### Directive
Your task is to copy every line of the records below that contains "heading".

[Saved data entries]
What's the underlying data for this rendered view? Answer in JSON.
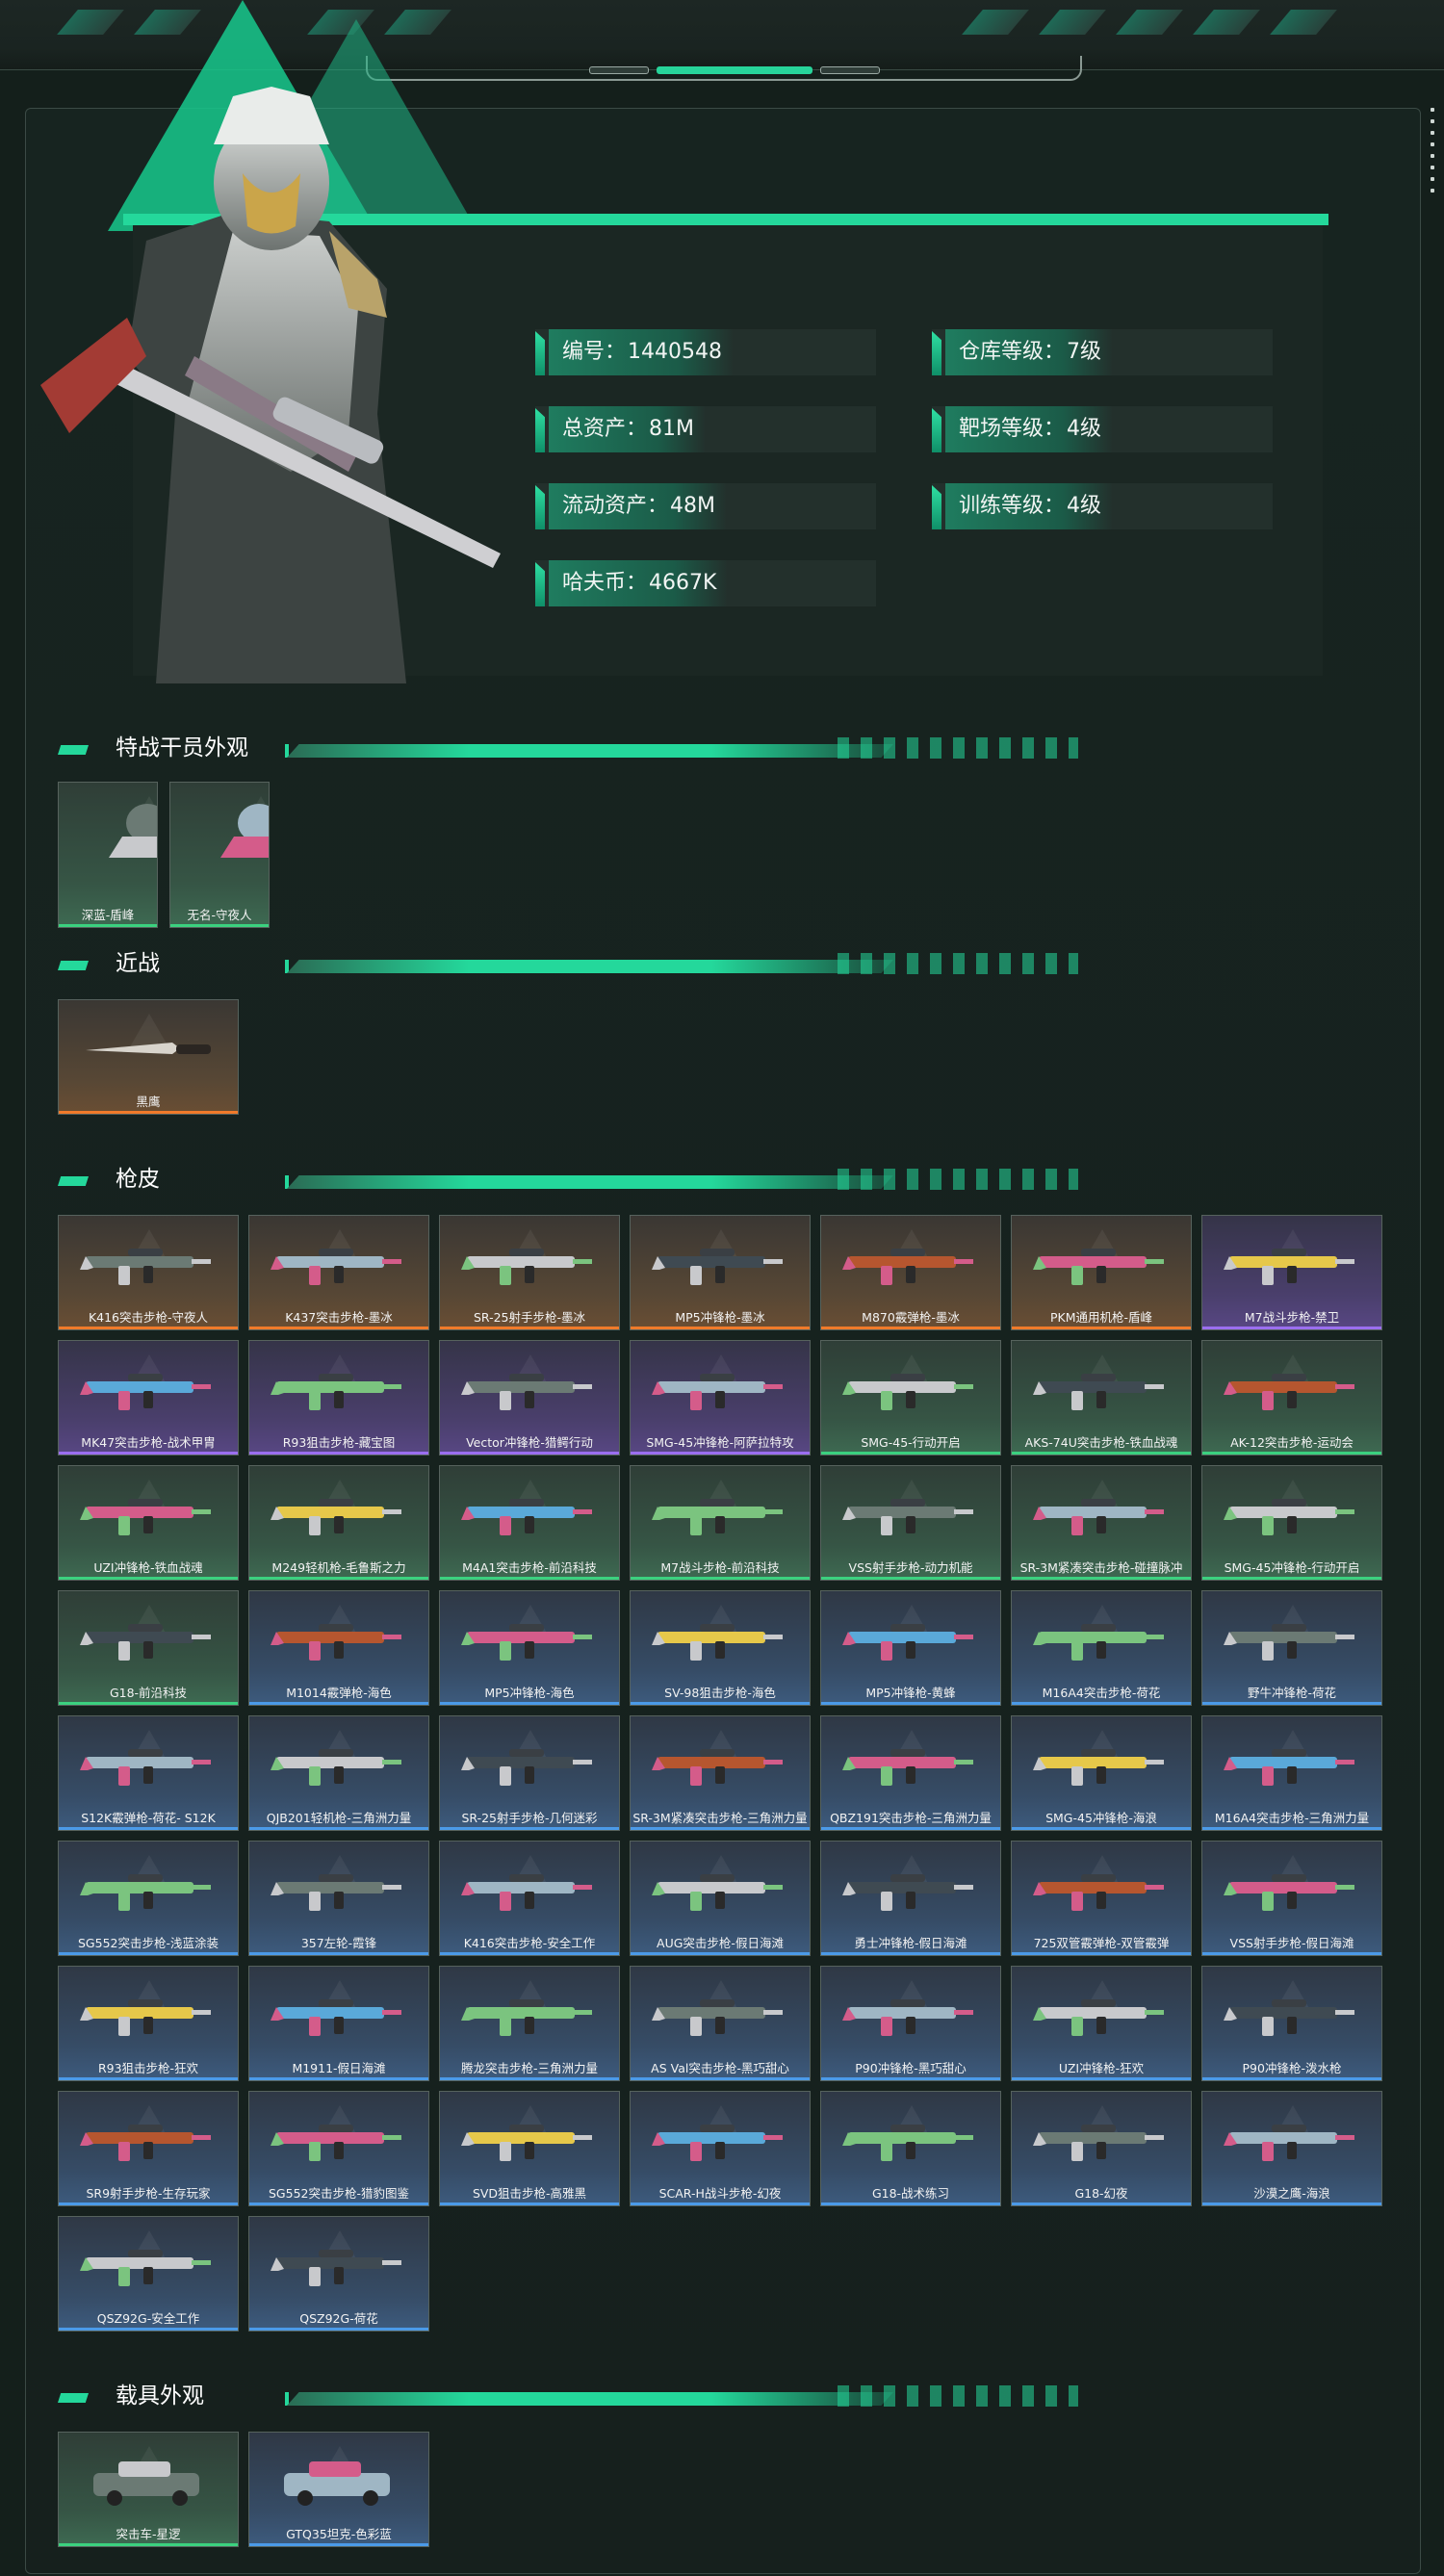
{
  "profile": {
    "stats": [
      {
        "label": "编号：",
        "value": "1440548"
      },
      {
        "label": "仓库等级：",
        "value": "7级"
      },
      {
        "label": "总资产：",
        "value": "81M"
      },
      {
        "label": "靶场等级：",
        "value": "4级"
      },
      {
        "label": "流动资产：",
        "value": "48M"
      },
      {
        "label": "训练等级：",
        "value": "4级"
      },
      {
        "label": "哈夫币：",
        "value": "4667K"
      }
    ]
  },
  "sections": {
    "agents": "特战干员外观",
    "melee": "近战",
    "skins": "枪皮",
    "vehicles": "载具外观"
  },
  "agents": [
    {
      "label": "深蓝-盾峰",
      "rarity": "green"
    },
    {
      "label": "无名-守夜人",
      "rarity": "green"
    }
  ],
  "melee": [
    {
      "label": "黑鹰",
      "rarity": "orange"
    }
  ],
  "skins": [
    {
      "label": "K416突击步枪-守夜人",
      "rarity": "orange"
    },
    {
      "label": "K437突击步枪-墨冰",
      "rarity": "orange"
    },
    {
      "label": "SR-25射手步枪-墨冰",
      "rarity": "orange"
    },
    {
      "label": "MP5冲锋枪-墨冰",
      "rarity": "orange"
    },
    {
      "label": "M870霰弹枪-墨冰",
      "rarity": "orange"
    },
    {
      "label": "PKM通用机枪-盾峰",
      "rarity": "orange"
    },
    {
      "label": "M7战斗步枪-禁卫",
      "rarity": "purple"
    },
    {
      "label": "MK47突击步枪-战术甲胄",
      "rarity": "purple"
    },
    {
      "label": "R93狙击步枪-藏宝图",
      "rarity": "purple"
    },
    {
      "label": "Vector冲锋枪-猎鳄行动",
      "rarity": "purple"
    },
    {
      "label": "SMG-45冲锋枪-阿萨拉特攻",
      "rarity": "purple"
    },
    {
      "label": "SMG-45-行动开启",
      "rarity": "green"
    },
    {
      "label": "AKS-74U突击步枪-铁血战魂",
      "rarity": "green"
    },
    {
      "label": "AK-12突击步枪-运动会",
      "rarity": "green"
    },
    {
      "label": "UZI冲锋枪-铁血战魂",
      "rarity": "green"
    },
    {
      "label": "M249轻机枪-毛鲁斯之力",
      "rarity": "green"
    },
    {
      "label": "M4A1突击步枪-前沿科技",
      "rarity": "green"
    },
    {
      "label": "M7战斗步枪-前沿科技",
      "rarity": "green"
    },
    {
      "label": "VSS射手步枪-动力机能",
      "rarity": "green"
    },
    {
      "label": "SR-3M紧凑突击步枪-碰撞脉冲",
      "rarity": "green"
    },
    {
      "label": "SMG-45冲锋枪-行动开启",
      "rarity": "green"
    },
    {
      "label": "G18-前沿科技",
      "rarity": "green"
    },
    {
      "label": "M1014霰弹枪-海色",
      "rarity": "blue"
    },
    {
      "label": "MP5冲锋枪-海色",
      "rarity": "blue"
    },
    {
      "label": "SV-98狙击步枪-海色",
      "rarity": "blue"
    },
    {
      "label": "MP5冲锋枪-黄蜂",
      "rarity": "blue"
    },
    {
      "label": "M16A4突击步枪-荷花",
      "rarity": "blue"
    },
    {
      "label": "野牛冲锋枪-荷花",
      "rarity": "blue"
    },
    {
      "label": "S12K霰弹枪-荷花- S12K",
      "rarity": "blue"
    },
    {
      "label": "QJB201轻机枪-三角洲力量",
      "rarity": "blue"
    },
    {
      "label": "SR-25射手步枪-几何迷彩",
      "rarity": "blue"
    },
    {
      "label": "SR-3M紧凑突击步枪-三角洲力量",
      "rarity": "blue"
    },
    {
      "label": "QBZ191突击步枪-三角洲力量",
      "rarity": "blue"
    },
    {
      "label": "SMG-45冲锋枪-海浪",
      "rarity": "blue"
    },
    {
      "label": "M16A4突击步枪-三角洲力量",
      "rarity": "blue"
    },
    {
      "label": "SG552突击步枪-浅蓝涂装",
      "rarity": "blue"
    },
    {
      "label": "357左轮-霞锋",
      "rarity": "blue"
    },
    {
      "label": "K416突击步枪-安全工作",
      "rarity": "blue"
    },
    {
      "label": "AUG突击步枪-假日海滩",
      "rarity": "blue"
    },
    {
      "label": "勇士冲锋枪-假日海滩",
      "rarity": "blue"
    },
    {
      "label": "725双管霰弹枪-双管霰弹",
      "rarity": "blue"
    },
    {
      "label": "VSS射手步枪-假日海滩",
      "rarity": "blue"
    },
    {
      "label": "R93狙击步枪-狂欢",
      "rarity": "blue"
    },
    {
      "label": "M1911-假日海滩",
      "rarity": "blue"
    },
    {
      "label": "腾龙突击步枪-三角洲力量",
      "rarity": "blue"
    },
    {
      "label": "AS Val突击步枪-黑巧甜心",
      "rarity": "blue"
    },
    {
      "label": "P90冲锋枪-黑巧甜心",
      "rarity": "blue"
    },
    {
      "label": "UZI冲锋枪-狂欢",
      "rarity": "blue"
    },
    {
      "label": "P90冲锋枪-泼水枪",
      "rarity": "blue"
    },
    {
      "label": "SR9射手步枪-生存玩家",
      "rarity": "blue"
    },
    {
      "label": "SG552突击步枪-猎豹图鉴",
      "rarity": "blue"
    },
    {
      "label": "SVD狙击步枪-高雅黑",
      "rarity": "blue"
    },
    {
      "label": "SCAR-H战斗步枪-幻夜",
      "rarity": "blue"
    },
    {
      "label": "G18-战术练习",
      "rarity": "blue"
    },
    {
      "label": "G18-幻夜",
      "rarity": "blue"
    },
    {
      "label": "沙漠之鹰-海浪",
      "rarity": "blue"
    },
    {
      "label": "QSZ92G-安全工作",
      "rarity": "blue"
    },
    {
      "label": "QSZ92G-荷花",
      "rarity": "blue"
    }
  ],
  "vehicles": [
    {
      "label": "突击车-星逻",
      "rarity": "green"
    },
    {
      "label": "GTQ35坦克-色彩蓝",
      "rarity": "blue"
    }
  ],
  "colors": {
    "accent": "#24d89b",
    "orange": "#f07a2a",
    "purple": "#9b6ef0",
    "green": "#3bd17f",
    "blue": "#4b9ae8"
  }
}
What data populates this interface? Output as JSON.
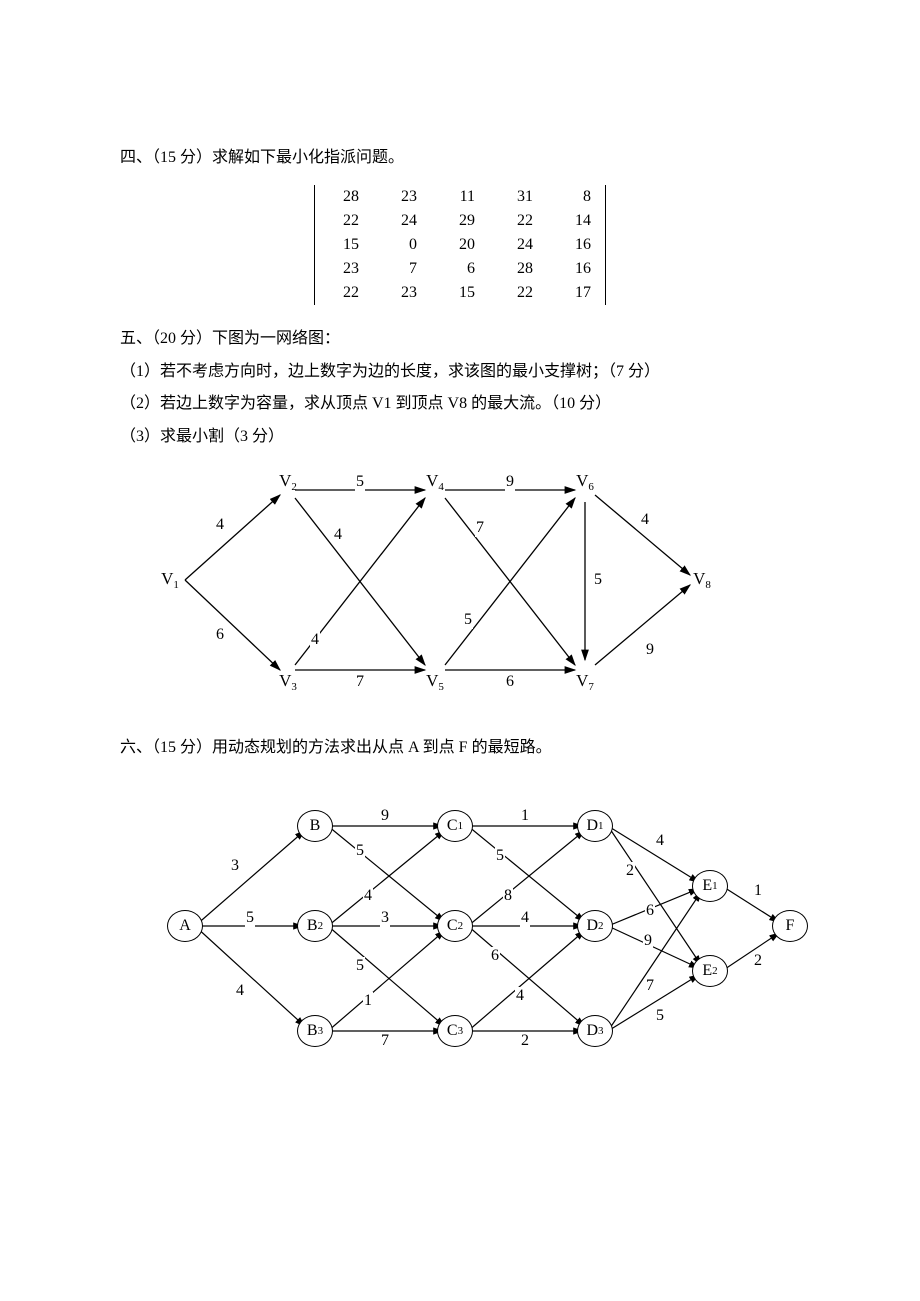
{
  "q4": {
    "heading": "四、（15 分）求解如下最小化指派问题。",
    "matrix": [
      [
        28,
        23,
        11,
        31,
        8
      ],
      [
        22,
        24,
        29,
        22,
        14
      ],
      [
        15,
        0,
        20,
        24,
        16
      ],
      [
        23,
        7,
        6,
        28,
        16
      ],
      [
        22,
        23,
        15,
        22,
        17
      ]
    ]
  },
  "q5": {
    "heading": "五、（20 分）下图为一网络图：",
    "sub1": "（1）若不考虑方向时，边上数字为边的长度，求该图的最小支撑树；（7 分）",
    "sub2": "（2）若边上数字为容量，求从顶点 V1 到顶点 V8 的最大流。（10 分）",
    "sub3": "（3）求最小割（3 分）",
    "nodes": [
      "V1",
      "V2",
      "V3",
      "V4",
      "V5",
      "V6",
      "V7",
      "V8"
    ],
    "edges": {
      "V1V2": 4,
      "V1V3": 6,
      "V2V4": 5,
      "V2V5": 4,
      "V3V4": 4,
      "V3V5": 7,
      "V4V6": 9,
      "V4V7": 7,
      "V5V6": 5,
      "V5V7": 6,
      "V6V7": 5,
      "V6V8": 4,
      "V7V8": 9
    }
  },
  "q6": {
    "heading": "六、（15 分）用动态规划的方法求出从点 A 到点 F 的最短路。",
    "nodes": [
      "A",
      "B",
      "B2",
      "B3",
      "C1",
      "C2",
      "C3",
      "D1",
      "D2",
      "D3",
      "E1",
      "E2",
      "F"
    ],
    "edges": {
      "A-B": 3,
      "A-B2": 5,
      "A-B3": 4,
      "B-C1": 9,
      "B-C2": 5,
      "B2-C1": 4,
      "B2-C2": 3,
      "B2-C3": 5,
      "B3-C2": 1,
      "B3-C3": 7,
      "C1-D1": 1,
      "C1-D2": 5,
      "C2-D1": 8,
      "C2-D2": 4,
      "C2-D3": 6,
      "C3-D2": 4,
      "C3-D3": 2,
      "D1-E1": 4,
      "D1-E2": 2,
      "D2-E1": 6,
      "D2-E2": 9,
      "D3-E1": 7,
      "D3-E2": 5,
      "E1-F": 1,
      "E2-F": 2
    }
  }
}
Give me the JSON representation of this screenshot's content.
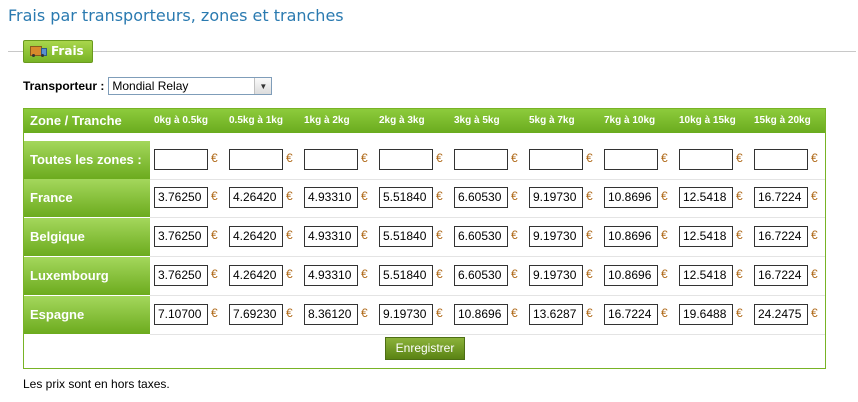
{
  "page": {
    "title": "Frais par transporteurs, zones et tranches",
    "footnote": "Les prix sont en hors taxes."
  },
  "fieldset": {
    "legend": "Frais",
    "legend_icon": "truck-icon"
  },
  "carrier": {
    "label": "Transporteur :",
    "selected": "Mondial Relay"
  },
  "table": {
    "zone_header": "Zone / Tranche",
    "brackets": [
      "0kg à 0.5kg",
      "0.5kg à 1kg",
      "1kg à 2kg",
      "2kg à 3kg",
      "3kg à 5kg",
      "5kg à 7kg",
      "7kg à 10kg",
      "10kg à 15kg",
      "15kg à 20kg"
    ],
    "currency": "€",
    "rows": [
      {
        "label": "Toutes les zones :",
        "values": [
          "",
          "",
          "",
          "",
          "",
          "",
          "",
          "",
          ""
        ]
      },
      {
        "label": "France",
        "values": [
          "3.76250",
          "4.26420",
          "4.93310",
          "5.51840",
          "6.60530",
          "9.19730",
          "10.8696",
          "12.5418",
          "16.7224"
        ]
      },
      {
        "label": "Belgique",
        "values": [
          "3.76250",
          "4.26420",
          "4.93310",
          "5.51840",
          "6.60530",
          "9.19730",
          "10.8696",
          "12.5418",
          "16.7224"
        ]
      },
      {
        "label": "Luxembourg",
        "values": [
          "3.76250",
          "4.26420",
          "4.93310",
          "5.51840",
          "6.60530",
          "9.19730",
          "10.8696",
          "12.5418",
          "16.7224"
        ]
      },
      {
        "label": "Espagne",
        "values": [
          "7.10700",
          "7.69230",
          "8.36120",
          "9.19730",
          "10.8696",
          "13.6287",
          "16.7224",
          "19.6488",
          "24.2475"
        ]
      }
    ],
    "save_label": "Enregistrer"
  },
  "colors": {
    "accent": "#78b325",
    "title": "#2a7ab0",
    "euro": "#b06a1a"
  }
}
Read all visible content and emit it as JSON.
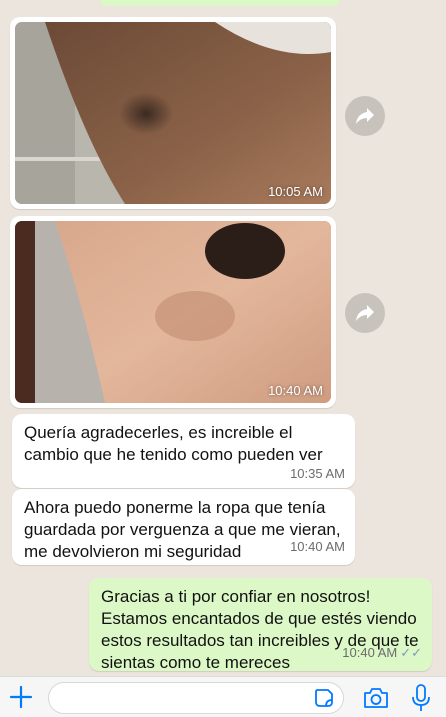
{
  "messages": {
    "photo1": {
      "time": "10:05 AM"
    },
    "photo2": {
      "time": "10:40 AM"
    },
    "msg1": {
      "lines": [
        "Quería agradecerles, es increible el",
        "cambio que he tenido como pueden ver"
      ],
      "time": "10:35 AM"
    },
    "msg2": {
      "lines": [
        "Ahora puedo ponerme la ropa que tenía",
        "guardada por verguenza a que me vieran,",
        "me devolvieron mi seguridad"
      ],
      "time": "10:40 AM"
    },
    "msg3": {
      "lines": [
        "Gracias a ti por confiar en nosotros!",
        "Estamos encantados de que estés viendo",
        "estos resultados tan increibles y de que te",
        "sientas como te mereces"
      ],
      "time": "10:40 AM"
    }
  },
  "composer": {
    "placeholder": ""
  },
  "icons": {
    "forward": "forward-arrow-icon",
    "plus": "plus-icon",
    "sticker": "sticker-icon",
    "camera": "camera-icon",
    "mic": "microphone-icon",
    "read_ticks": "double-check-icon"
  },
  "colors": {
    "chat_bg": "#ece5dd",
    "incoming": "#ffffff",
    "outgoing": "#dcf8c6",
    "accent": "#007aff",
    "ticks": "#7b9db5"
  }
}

### Full answer
    "heading": "四、（15 分）求解如下最小化指派问题。",
    "heading": "五、（20 分）下图为一网络图：",
    "heading": "六、（15 分）用动态规划的方法求出从点 A 到点 F 的最短路。",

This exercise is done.